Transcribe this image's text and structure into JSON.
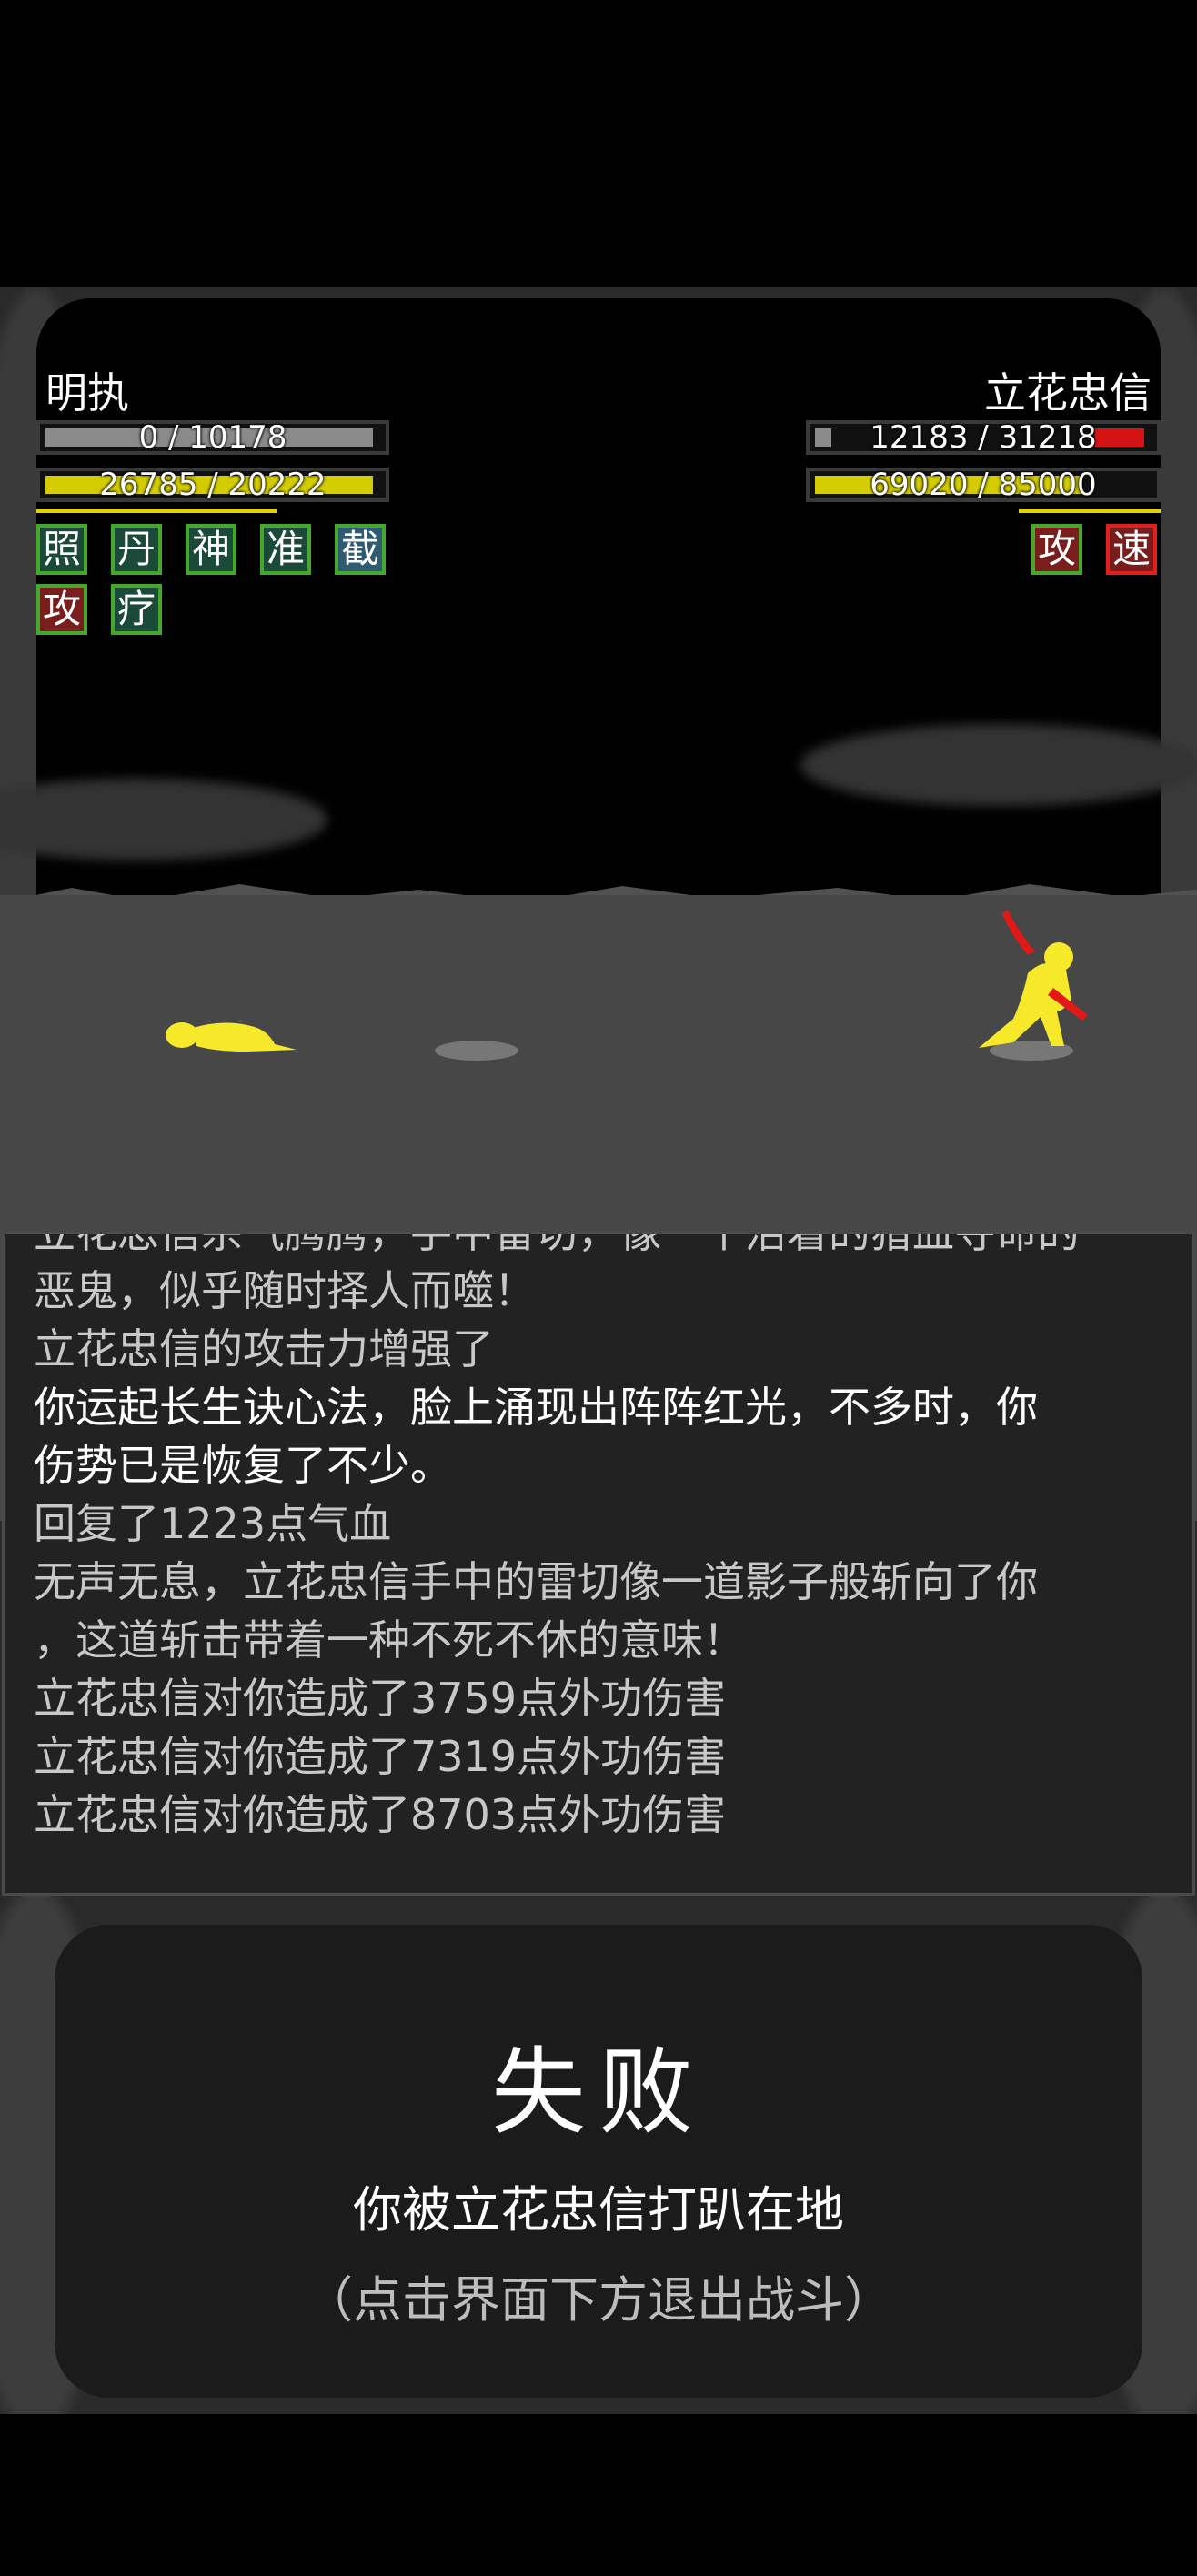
{
  "player": {
    "name": "明执",
    "hp_text": "0 / 10178",
    "hp_fraction": 0,
    "energy_text": "26785 / 20222",
    "energy_fraction": 1,
    "buffs": [
      "照",
      "丹",
      "神",
      "准",
      "截",
      "攻",
      "疗"
    ]
  },
  "enemy": {
    "name": "立花忠信",
    "hp_text": "12183 / 31218",
    "hp_fraction": 0.39,
    "energy_text": "69020 / 85000",
    "energy_fraction": 0.81,
    "buffs": [
      "攻",
      "速"
    ]
  },
  "colors": {
    "hp_fill": "#8a8a8a",
    "enemy_hp_fill": "#d41414",
    "energy_fill": "#d2cc00",
    "figure": "#f5e92a",
    "weapon": "#e01818"
  },
  "icons": {
    "player_figure": "fallen-figure-icon",
    "enemy_figure": "swordsman-figure-icon"
  },
  "log": [
    "立花忠信杀气腾腾，手中雷切，像一个活着的猎血夺命的",
    "恶鬼，似乎随时择人而噬！",
    "立花忠信的攻击力增强了",
    "你运起长生诀心法，脸上涌现出阵阵红光，不多时，你",
    "伤势已是恢复了不少。",
    "回复了1223点气血",
    "无声无息，立花忠信手中的雷切像一道影子般斩向了你",
    "，这道斩击带着一种不死不休的意味！",
    "立花忠信对你造成了3759点外功伤害",
    "立花忠信对你造成了7319点外功伤害",
    "立花忠信对你造成了8703点外功伤害"
  ],
  "result": {
    "title": "失败",
    "subtitle": "你被立花忠信打趴在地",
    "hint": "（点击界面下方退出战斗）"
  }
}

WHAT IS EXPECTED ▸ Copy the data exactly. Any picture it contains is to be omitted.

WRITTEN RESPONSE ▸
Transcribe this image's text and structure into JSON.
{
  "player": {
    "name": "明执",
    "hp_text": "0 / 10178",
    "hp_fraction": 0,
    "energy_text": "26785 / 20222",
    "energy_fraction": 1,
    "buffs": [
      "照",
      "丹",
      "神",
      "准",
      "截",
      "攻",
      "疗"
    ]
  },
  "enemy": {
    "name": "立花忠信",
    "hp_text": "12183 / 31218",
    "hp_fraction": 0.39,
    "energy_text": "69020 / 85000",
    "energy_fraction": 0.81,
    "buffs": [
      "攻",
      "速"
    ]
  },
  "colors": {
    "hp_fill": "#8a8a8a",
    "enemy_hp_fill": "#d41414",
    "energy_fill": "#d2cc00",
    "figure": "#f5e92a",
    "weapon": "#e01818"
  },
  "icons": {
    "player_figure": "fallen-figure-icon",
    "enemy_figure": "swordsman-figure-icon"
  },
  "log": [
    "立花忠信杀气腾腾，手中雷切，像一个活着的猎血夺命的",
    "恶鬼，似乎随时择人而噬！",
    "立花忠信的攻击力增强了",
    "你运起长生诀心法，脸上涌现出阵阵红光，不多时，你",
    "伤势已是恢复了不少。",
    "回复了1223点气血",
    "无声无息，立花忠信手中的雷切像一道影子般斩向了你",
    "，这道斩击带着一种不死不休的意味！",
    "立花忠信对你造成了3759点外功伤害",
    "立花忠信对你造成了7319点外功伤害",
    "立花忠信对你造成了8703点外功伤害"
  ],
  "result": {
    "title": "失败",
    "subtitle": "你被立花忠信打趴在地",
    "hint": "（点击界面下方退出战斗）"
  }
}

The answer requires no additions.